** Start of Working data **

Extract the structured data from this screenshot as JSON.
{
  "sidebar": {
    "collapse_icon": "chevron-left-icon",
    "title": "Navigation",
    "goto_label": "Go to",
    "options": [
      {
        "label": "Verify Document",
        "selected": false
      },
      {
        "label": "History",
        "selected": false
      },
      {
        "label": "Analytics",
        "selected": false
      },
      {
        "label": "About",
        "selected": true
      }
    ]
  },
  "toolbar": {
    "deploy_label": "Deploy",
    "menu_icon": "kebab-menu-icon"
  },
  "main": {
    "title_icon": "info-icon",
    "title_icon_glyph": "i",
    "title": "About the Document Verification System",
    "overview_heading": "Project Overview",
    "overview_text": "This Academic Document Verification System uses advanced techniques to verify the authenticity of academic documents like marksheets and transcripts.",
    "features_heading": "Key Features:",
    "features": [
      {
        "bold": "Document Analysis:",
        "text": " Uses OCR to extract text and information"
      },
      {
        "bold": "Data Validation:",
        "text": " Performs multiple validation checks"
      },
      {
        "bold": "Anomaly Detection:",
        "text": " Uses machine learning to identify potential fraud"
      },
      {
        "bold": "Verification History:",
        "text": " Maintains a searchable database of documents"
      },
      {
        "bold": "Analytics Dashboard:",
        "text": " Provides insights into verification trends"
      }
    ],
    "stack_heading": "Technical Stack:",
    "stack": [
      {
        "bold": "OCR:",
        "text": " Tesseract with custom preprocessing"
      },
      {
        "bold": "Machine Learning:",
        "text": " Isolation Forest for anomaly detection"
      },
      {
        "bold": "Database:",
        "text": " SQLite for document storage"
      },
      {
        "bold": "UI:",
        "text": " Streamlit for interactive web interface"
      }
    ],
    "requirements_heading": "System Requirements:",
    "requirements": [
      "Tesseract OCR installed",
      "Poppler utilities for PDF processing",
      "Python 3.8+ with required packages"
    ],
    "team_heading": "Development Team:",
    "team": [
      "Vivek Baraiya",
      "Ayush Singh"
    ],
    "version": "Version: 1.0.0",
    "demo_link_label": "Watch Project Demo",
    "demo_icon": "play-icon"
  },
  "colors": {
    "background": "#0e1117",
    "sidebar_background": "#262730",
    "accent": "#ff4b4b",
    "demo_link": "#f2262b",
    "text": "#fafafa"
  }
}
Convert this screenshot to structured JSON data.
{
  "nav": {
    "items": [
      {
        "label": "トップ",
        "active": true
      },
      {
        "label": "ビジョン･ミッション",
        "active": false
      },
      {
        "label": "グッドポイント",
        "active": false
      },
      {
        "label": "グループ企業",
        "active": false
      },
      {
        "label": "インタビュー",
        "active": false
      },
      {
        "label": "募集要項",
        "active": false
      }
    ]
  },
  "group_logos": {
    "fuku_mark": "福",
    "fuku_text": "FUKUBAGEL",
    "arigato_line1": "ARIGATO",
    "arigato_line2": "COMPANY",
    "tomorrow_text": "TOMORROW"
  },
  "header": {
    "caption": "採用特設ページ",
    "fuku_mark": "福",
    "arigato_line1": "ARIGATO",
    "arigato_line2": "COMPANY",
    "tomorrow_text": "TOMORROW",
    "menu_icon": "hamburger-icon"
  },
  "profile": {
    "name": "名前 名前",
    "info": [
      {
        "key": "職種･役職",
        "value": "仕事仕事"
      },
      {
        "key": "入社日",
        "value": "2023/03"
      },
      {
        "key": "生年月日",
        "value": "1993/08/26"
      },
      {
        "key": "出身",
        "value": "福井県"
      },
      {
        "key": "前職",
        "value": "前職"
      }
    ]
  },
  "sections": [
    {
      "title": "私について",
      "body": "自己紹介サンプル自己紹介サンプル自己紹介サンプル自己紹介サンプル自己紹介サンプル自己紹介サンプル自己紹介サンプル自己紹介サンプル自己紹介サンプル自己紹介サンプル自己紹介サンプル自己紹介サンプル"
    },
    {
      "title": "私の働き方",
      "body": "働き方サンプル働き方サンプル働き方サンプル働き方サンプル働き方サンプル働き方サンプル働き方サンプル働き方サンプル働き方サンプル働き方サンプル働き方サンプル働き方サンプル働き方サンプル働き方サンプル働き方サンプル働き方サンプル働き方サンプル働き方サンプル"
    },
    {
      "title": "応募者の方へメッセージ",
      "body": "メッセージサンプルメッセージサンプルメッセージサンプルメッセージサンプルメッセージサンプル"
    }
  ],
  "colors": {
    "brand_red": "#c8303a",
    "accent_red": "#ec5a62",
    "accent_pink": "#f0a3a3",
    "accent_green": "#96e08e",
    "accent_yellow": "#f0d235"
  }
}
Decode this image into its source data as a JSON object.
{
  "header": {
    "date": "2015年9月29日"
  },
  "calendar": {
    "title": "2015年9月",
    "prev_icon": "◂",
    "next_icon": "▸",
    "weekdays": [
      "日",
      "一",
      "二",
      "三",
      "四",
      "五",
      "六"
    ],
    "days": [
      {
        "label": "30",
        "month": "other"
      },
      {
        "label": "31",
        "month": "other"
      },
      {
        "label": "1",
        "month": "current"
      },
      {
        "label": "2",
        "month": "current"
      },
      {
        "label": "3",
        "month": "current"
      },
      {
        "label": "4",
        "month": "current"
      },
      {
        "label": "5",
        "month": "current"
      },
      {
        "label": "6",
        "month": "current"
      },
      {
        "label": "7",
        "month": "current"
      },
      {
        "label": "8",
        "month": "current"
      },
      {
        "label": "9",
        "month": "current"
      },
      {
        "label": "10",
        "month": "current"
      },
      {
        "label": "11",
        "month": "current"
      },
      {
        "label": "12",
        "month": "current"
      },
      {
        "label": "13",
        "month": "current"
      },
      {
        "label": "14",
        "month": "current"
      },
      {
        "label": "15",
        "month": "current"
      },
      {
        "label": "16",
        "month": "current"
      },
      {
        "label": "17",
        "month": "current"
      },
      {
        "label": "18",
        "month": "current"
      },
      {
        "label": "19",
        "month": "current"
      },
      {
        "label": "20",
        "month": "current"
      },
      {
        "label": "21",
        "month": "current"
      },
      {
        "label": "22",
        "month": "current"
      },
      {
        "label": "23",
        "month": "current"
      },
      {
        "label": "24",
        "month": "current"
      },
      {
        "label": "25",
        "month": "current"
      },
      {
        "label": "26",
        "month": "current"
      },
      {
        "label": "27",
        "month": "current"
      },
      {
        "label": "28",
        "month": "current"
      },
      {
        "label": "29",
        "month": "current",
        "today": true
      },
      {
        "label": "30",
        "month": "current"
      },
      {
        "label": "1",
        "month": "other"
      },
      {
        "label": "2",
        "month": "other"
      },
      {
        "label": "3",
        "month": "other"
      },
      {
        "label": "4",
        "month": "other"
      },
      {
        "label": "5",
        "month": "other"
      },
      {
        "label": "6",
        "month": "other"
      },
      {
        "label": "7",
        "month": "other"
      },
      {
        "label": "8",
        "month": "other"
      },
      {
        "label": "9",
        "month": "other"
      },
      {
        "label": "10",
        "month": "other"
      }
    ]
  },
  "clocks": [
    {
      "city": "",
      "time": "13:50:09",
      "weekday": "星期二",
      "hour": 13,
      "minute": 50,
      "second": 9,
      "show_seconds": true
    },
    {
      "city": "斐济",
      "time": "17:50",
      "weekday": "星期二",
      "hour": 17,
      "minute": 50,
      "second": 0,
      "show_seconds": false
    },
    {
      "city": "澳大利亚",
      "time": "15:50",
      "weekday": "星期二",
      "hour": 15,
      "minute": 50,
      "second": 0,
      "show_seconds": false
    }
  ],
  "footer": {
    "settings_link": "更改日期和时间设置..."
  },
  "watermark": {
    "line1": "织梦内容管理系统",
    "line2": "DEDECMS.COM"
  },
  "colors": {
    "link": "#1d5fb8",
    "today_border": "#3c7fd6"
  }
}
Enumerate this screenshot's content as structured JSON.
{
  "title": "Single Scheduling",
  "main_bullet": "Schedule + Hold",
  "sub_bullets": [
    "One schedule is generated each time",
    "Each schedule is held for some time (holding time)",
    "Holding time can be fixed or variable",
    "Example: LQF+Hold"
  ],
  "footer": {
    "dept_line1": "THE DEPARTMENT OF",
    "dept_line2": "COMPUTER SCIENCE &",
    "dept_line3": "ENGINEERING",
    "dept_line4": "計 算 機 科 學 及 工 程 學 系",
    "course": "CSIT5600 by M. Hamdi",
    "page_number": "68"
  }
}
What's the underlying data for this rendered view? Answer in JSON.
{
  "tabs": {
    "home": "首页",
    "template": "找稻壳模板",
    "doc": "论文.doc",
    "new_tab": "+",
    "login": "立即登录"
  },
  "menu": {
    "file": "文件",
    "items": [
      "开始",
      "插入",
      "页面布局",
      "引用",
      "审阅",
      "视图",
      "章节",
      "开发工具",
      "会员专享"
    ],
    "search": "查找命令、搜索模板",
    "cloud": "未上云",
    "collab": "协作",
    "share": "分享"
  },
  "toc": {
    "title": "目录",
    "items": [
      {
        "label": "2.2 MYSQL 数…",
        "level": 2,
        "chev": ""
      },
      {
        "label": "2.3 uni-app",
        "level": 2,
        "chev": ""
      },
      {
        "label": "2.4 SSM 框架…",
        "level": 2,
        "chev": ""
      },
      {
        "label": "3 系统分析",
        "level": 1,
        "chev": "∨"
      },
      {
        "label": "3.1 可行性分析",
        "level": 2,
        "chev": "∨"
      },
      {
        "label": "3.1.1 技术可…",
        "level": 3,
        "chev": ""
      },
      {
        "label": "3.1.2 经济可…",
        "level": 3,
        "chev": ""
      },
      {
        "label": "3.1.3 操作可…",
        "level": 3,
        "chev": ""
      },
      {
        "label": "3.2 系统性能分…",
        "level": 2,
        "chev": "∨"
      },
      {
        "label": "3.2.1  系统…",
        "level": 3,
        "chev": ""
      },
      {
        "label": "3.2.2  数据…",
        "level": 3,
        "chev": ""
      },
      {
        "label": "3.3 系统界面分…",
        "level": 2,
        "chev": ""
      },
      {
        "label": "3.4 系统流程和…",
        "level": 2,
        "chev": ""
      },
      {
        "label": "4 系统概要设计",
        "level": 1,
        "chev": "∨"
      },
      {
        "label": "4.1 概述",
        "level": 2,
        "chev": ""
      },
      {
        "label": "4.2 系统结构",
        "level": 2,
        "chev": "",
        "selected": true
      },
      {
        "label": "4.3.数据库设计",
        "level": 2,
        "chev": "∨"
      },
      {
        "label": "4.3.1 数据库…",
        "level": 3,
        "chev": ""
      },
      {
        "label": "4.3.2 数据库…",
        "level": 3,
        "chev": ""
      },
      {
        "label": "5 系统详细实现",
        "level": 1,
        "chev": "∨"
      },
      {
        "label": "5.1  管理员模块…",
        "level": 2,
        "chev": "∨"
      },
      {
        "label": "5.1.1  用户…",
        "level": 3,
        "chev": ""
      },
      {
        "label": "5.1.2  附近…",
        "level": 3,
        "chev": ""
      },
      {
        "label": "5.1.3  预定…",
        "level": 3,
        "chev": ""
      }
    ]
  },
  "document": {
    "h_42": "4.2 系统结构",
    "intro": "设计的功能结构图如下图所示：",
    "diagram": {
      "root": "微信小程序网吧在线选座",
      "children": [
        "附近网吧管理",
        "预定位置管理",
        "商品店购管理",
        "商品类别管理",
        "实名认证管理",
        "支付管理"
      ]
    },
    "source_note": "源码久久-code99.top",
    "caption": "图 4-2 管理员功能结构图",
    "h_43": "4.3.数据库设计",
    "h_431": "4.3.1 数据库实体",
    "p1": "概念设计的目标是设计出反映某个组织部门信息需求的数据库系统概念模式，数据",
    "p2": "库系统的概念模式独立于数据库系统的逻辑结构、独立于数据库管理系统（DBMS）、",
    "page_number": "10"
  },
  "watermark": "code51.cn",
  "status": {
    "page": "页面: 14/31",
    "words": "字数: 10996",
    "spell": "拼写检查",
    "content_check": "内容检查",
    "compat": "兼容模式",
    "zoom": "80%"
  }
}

** End of Working data **

Task — Going through the records above, state how many lines carry "value", with no other text.

Task output — 5